There are few ways to improve on Nutella hazelnut spread, and packing it into a container with some bland, dry breadsticks isn’t one of them, But it’s hard to deny the delicious convenience of portable, dippable hazelnut perfection. The breadsticks in the left compartment of the plastic container are nondescript and barely register, flavor-wise—they’re neither sweet nor salty—leaving the star of the show to its rightful spotlight. Basically, the sticks are a Nutella conveyance, designed to prevent snackers from just burying their faces in the Nutella directly. As proponents of basic human dignity, we appreciate that.
Kellogg’s Rice Krispies Treats Buttery Toffee and Chocolatey Chip Big Bars
According to a video on the relatively fascinating Kellogg’s marketing website, Kellogg’s Rice Krispies Treats Bars are the fastest-growing snack bar in convenience stores. That makes sense, because the brand recognition is there, and the treats somehow feel slightly more homemade than traditional candy or granola bars. Enter two new treats, Buttery Toffee and the somewhat disconcertingly named Chocolatey Chip, which may or may not actually contain real chocolate. At the very least, the latter is incredibly sweet, almost too much. Whereas the original Rice Krispies Treat bar could, in theory, at least feasibly pass for some sort of alternate-universe breakfast, this is dessert, straight up. The Buttery Toffee, while definitely leaning toward sugar-rush territory, is a little subtler, with a depth of flavor that’s a really welcome touch. Add to that sentiment the notion that, because the bar is so fresh, it’s delightfully squishy and not at all like the brick-like Treats bars we’ve had before, and we’d buy this any day.

Data provided:

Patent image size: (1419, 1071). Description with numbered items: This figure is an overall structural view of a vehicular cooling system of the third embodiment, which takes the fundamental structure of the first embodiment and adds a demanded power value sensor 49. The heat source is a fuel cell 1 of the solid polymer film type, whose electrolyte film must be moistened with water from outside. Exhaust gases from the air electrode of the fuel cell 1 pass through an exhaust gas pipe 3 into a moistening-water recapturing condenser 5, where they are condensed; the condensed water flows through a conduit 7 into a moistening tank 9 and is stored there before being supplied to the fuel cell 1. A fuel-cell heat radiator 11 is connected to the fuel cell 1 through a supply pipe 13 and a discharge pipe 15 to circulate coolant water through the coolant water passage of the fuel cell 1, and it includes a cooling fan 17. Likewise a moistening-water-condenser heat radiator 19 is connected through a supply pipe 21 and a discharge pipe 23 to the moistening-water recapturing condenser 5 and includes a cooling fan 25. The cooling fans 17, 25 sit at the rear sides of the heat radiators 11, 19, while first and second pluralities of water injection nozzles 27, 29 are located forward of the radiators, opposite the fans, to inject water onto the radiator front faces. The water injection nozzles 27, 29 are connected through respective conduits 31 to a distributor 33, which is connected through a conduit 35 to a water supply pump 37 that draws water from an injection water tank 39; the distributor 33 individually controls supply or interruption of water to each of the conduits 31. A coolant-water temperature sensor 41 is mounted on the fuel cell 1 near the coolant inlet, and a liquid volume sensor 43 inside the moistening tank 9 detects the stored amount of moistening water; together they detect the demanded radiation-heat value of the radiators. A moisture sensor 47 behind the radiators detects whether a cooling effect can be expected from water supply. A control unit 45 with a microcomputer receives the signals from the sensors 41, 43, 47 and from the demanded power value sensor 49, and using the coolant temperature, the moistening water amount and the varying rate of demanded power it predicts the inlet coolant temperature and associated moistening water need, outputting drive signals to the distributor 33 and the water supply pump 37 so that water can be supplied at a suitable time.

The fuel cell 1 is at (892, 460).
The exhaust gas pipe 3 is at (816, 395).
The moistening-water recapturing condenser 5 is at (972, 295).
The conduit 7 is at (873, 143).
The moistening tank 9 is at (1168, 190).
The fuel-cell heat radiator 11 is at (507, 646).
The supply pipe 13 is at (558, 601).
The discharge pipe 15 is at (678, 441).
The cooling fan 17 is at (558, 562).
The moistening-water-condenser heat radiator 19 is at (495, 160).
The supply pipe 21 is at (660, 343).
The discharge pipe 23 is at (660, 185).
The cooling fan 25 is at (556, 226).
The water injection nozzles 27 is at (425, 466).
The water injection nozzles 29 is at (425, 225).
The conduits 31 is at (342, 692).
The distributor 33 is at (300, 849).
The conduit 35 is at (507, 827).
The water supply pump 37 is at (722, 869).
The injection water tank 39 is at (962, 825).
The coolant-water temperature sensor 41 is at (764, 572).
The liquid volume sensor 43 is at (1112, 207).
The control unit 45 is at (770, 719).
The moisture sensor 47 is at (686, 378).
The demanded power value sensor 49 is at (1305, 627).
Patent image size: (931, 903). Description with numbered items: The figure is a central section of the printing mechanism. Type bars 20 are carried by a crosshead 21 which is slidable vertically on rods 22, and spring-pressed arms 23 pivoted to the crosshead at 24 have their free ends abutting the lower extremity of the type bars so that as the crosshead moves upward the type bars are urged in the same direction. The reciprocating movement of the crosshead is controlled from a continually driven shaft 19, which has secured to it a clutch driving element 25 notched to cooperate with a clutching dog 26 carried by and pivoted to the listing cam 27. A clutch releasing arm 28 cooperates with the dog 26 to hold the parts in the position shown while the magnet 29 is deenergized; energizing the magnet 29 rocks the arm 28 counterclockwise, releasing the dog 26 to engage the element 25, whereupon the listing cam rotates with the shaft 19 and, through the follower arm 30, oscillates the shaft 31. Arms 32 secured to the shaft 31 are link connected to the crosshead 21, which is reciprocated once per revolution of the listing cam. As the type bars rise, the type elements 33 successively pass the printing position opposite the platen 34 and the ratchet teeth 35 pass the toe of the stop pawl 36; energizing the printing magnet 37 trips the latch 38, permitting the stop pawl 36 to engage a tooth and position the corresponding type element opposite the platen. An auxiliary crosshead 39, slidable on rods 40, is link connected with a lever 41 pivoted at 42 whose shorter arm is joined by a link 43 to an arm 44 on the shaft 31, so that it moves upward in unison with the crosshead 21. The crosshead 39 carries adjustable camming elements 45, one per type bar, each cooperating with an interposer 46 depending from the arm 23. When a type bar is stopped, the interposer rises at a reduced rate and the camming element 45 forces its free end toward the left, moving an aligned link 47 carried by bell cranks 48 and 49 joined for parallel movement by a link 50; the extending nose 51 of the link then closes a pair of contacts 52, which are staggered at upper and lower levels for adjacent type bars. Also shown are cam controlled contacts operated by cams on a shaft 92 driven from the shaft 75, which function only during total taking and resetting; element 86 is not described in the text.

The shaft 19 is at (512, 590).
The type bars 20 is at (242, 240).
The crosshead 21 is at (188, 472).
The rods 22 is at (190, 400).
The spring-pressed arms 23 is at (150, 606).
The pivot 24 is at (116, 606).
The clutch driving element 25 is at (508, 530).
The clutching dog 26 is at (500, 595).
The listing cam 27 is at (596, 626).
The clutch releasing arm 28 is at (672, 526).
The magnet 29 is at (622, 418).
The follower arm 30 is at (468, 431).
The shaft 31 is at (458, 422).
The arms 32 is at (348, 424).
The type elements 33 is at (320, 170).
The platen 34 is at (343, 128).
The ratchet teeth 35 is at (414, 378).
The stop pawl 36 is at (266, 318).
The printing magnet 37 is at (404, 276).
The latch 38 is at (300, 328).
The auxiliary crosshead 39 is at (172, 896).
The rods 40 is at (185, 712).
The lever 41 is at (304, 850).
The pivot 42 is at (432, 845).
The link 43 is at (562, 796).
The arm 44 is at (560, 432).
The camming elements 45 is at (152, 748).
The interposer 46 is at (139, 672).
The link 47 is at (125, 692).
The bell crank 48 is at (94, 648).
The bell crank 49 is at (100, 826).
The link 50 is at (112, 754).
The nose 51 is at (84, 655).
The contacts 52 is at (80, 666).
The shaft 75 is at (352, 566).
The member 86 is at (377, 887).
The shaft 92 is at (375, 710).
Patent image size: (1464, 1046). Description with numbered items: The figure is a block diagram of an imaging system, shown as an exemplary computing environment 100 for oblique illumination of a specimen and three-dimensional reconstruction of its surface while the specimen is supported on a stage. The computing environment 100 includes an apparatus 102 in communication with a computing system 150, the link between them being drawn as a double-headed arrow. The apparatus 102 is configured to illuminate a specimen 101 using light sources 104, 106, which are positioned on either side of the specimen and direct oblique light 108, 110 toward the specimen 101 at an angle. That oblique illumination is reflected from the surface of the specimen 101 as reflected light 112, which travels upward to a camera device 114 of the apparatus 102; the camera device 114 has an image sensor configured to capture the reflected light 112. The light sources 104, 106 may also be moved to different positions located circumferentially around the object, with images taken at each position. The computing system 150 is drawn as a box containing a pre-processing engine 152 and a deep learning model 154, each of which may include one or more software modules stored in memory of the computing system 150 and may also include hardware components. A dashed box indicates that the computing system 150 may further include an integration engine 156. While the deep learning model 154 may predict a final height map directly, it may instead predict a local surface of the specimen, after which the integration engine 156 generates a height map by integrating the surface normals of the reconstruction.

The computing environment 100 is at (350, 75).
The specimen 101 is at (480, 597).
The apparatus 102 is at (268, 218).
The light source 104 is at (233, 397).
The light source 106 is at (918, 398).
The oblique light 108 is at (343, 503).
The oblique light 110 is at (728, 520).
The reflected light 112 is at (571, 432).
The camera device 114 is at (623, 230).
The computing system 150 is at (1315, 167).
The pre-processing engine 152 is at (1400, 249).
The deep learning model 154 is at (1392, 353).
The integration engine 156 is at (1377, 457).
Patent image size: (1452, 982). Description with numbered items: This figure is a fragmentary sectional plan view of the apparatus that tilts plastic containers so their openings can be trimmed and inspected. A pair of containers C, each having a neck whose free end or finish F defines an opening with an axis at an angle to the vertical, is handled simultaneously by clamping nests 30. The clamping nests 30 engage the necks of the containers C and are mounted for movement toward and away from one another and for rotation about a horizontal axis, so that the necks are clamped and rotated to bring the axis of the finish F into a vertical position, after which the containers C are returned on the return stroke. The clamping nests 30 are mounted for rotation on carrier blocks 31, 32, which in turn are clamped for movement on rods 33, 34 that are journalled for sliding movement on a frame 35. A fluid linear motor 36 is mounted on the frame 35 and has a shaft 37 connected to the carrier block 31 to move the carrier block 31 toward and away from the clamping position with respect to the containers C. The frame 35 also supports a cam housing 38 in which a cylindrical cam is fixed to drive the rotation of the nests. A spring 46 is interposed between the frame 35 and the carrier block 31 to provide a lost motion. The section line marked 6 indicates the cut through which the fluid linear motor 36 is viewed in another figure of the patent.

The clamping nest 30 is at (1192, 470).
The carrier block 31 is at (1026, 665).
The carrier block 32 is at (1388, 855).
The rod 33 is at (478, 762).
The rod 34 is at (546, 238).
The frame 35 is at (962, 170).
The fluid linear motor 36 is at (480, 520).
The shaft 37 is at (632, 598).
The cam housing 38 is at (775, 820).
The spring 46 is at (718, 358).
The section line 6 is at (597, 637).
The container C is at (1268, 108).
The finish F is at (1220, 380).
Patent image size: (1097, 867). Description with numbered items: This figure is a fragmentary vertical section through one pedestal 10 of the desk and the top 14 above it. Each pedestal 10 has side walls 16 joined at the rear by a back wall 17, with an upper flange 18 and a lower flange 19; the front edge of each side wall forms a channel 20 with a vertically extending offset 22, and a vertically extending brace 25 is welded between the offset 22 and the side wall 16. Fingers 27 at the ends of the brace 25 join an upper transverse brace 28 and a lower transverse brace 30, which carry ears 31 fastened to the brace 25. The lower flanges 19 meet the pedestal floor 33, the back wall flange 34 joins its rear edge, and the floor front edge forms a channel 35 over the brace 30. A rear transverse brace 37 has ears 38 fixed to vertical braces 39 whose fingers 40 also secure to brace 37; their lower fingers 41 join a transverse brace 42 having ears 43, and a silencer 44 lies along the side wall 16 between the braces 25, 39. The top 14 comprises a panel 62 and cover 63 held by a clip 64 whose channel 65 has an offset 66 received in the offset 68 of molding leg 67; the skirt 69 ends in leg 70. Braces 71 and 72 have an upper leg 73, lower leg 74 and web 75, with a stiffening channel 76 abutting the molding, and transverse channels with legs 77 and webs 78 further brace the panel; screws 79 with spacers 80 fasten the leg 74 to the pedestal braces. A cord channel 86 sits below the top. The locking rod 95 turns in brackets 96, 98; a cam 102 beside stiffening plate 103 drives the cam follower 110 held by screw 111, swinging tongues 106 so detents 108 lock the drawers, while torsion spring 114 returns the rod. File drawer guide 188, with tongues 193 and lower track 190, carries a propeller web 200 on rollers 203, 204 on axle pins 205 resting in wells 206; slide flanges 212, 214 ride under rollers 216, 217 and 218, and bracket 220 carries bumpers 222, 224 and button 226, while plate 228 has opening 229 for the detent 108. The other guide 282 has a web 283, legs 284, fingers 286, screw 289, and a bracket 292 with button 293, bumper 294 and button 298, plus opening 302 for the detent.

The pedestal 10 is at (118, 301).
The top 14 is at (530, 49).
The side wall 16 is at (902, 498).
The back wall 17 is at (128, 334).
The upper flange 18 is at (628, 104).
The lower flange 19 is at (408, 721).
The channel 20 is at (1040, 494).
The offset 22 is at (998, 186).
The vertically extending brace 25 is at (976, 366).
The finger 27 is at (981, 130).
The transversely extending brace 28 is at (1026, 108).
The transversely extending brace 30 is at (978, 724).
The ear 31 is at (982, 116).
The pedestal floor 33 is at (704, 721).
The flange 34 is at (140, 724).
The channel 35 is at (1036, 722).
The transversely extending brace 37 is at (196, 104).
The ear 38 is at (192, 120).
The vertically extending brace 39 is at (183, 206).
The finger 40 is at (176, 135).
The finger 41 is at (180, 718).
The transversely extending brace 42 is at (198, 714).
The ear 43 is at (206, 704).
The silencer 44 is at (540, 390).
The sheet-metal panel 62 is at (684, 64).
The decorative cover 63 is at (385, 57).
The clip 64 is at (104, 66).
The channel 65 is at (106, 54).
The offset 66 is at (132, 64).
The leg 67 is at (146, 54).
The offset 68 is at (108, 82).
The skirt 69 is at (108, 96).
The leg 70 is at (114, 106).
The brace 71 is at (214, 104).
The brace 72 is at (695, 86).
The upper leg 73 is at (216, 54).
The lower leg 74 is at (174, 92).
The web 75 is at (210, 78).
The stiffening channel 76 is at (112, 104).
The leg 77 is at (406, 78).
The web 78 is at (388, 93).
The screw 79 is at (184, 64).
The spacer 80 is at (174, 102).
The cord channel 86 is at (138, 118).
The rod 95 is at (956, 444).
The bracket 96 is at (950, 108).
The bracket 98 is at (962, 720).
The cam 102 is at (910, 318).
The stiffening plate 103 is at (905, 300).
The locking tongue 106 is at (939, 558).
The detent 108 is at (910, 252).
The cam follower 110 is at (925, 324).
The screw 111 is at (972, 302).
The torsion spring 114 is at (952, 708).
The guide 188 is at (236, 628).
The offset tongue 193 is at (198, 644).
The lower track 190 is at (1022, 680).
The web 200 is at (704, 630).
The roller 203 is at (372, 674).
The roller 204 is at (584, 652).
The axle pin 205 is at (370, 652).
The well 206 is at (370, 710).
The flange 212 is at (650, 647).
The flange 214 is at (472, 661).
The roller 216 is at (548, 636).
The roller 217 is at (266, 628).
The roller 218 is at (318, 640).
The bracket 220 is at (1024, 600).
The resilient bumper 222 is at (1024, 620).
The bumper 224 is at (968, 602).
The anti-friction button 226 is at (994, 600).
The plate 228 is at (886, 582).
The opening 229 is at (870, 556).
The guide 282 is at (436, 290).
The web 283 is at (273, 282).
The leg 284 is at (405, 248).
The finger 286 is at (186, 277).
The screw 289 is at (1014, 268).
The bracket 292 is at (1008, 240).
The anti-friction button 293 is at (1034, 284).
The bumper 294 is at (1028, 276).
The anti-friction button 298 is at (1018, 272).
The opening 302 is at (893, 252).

The problem:
In the snack review, what does a video on Kellogg's marketing website say about Kellogg's Rice Krispies Treats Bars?

Response:
They are the fastest-growing snack bar in convenience stores.